** BEGIN **

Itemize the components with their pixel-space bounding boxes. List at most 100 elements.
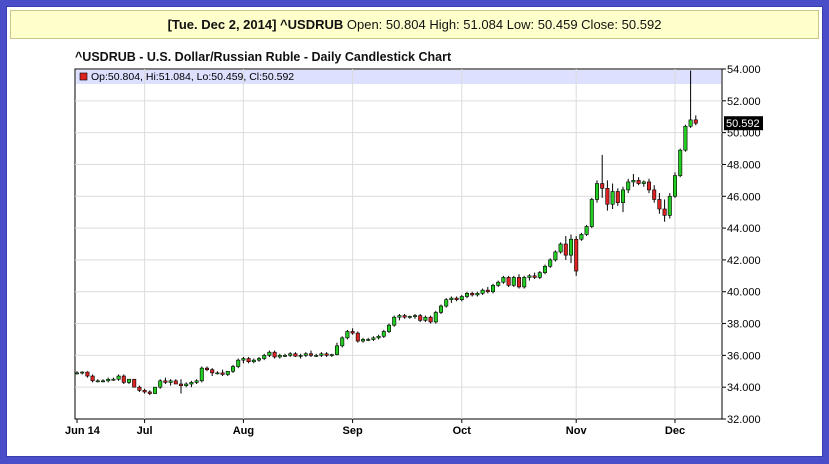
quote-summary-bar: [Tue. Dec 2, 2014] ^USDRUB Open: 50.804 … (10, 10, 819, 39)
candle-body (345, 331, 350, 339)
candle-body (277, 355, 282, 358)
candle-body (667, 195, 672, 216)
candle-body (210, 369, 215, 374)
low-value: 50.459 (537, 17, 578, 32)
candle-body (548, 259, 553, 267)
candle-body (80, 371, 85, 374)
candle-body (314, 355, 319, 357)
candle-body (267, 351, 272, 356)
x-tick-label: Jul (137, 425, 153, 437)
y-tick-label: 46.000 (727, 191, 761, 203)
candle-body (101, 380, 106, 383)
candle-body (537, 272, 542, 278)
candle-body (444, 299, 449, 307)
candle-body (376, 335, 381, 339)
candle-body (522, 277, 527, 288)
y-tick-label: 36.000 (727, 350, 761, 362)
candle-body (542, 265, 547, 273)
candle-body (563, 243, 568, 256)
candle-body (662, 208, 667, 216)
candle-body (371, 337, 376, 340)
candle-body (438, 305, 443, 313)
candle-body (251, 359, 256, 363)
last-price-tag (724, 116, 763, 131)
candle-body (475, 293, 480, 296)
candle-body (688, 119, 693, 127)
candle-body (366, 339, 371, 341)
candle-body (532, 275, 537, 278)
candle-body (516, 277, 521, 288)
candle-body (194, 380, 199, 383)
quote-date-symbol: [Tue. Dec 2, 2014] ^USDRUB (167, 17, 344, 32)
x-tick-label: Jun 14 (65, 425, 101, 437)
y-tick-label: 38.000 (727, 319, 761, 331)
candle-body (231, 366, 236, 372)
candle-body (334, 345, 339, 355)
candle-body (189, 382, 194, 385)
x-tick-label: Dec (665, 425, 685, 437)
candle-body (584, 226, 589, 235)
candle-body (579, 234, 584, 240)
candle-body (657, 199, 662, 210)
candle-body (397, 315, 402, 318)
high-value: 51.084 (463, 17, 504, 32)
last-price-label: 50.592 (726, 118, 760, 130)
candle-body (308, 353, 313, 356)
y-tick-label: 52.000 (727, 96, 761, 108)
candle-body (589, 199, 594, 227)
y-tick-label: 42.000 (727, 255, 761, 267)
y-tick-label: 44.000 (727, 223, 761, 235)
candle-body (464, 293, 469, 297)
candle-body (106, 378, 111, 382)
candle-body (272, 351, 277, 358)
candle-body (158, 380, 163, 388)
candle-body (142, 390, 147, 393)
candle-body (454, 297, 459, 300)
candle-body (527, 275, 532, 278)
candle-body (127, 378, 132, 383)
candle-body (147, 391, 152, 394)
candle-body (288, 353, 293, 356)
candle-body (600, 183, 605, 189)
candle-body (199, 367, 204, 382)
candle-body (558, 243, 563, 253)
candle-body (173, 380, 178, 385)
candle-body (620, 189, 625, 203)
candle-body (215, 372, 220, 375)
candle-body (407, 316, 412, 318)
candle-body (95, 380, 100, 383)
candle-body (350, 331, 355, 334)
candle-body (480, 289, 485, 294)
candle-body (303, 353, 308, 356)
legend-marker (79, 72, 88, 81)
candle-body (501, 277, 506, 283)
candle-body (324, 353, 329, 356)
candle-body (412, 315, 417, 317)
y-tick-label: 48.000 (727, 159, 761, 171)
plot-area (74, 68, 723, 420)
y-tick-label: 54.000 (727, 64, 761, 76)
y-tick-label: 32.000 (727, 414, 761, 426)
candle-body (184, 383, 189, 386)
candle-body (153, 386, 158, 394)
candle-body (137, 386, 142, 391)
candle-body (568, 238, 573, 256)
candle-body (636, 180, 641, 184)
candle-body (381, 331, 386, 337)
candle-body (490, 285, 495, 293)
candle-body (574, 238, 579, 272)
candle-body (205, 367, 210, 370)
candle-body (293, 353, 298, 357)
candle-body (111, 378, 116, 381)
candle-body (236, 359, 241, 367)
candle-body (470, 293, 475, 296)
candle-body (428, 316, 433, 323)
candle-body (168, 380, 173, 383)
candle-body (282, 355, 287, 357)
candle-body (355, 332, 360, 342)
candle-body (220, 372, 225, 375)
candle-body (672, 175, 677, 197)
low-label: Low: (506, 17, 535, 32)
open-label: Open: (346, 17, 383, 32)
candle-body (386, 324, 391, 332)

** END **

Goal of the exercise:
Rewrite every line of the material above as a numbered list, skipping blank lines and leaving out the picture.

Full answer:
1. Itemize the components with their pixel-space bounding boxes. List at most 100 elements.
2. quote-summary-bar: [Tue. Dec 2, 2014] ^USDRUB Open: 50.804 … (10, 10, 819, 39)
3. candle-body (345, 331, 350, 339)
4. candle-body (277, 355, 282, 358)
5. candle-body (667, 195, 672, 216)
6. candle-body (210, 369, 215, 374)
7. low-value: 50.459 (537, 17, 578, 32)
8. candle-body (548, 259, 553, 267)
9. candle-body (80, 371, 85, 374)
10. candle-body (314, 355, 319, 357)
11. candle-body (267, 351, 272, 356)
12. x-tick-label: Jul (137, 425, 153, 437)
13. y-tick-label: 46.000 (727, 191, 761, 203)
14. candle-body (101, 380, 106, 383)
15. candle-body (537, 272, 542, 278)
16. candle-body (444, 299, 449, 307)
17. candle-body (376, 335, 381, 339)
18. candle-body (522, 277, 527, 288)
19. y-tick-label: 36.000 (727, 350, 761, 362)
20. candle-body (542, 265, 547, 273)
21. candle-body (563, 243, 568, 256)
22. candle-body (662, 208, 667, 216)
23. candle-body (371, 337, 376, 340)
24. candle-body (438, 305, 443, 313)
25. candle-body (251, 359, 256, 363)
26. last-price-tag (724, 116, 763, 131)
27. candle-body (475, 293, 480, 296)
28. candle-body (688, 119, 693, 127)
29. candle-body (366, 339, 371, 341)
30. candle-body (532, 275, 537, 278)
31. candle-body (516, 277, 521, 288)
32. candle-body (194, 380, 199, 383)
33. quote-date-symbol: [Tue. Dec 2, 2014] ^USDRUB (167, 17, 344, 32)
34. x-tick-label: Jun 14 (65, 425, 101, 437)
35. y-tick-label: 38.000 (727, 319, 761, 331)
36. candle-body (231, 366, 236, 372)
37. candle-body (334, 345, 339, 355)
38. candle-body (189, 382, 194, 385)
39. x-tick-label: Dec (665, 425, 685, 437)
40. candle-body (584, 226, 589, 235)
41. candle-body (579, 234, 584, 240)
42. candle-body (657, 199, 662, 210)
43. candle-body (397, 315, 402, 318)
44. high-value: 51.084 (463, 17, 504, 32)
45. last-price-label: 50.592 (726, 118, 760, 130)
46. candle-body (308, 353, 313, 356)
47. y-tick-label: 52.000 (727, 96, 761, 108)
48. candle-body (589, 199, 594, 227)
49. y-tick-label: 42.000 (727, 255, 761, 267)
50. y-tick-label: 44.000 (727, 223, 761, 235)
51. candle-body (464, 293, 469, 297)
52. candle-body (106, 378, 111, 382)
53. candle-body (272, 351, 277, 358)
54. candle-body (158, 380, 163, 388)
55. candle-body (142, 390, 147, 393)
56. candle-body (454, 297, 459, 300)
57. candle-body (527, 275, 532, 278)
58. candle-body (127, 378, 132, 383)
59. candle-body (147, 391, 152, 394)
60. candle-body (288, 353, 293, 356)
61. candle-body (600, 183, 605, 189)
62. candle-body (199, 367, 204, 382)
63. candle-body (558, 243, 563, 253)
64. candle-body (173, 380, 178, 385)
65. candle-body (620, 189, 625, 203)
66. candle-body (215, 372, 220, 375)
67. candle-body (407, 316, 412, 318)
68. candle-body (95, 380, 100, 383)
69. candle-body (350, 331, 355, 334)
70. candle-body (480, 289, 485, 294)
71. candle-body (303, 353, 308, 356)
72. legend-marker (79, 72, 88, 81)
73. candle-body (501, 277, 506, 283)
74. candle-body (324, 353, 329, 356)
75. candle-body (412, 315, 417, 317)
76. y-tick-label: 48.000 (727, 159, 761, 171)
77. plot-area (74, 68, 723, 420)
78. y-tick-label: 54.000 (727, 64, 761, 76)
79. y-tick-label: 32.000 (727, 414, 761, 426)
80. candle-body (184, 383, 189, 386)
81. candle-body (153, 386, 158, 394)
82. candle-body (137, 386, 142, 391)
83. candle-body (568, 238, 573, 256)
84. candle-body (636, 180, 641, 184)
85. candle-body (381, 331, 386, 337)
86. candle-body (490, 285, 495, 293)
87. candle-body (574, 238, 579, 272)
88. candle-body (205, 367, 210, 370)
89. candle-body (293, 353, 298, 357)
90. candle-body (111, 378, 116, 381)
91. candle-body (236, 359, 241, 367)
92. candle-body (470, 293, 475, 296)
93. candle-body (428, 316, 433, 323)
94. candle-body (168, 380, 173, 383)
95. candle-body (282, 355, 287, 357)
96. candle-body (355, 332, 360, 342)
97. candle-body (220, 372, 225, 375)
98. candle-body (672, 175, 677, 197)
99. low-label: Low: (506, 17, 535, 32)
100. open-label: Open: (346, 17, 383, 32)
101. candle-body (386, 324, 391, 332)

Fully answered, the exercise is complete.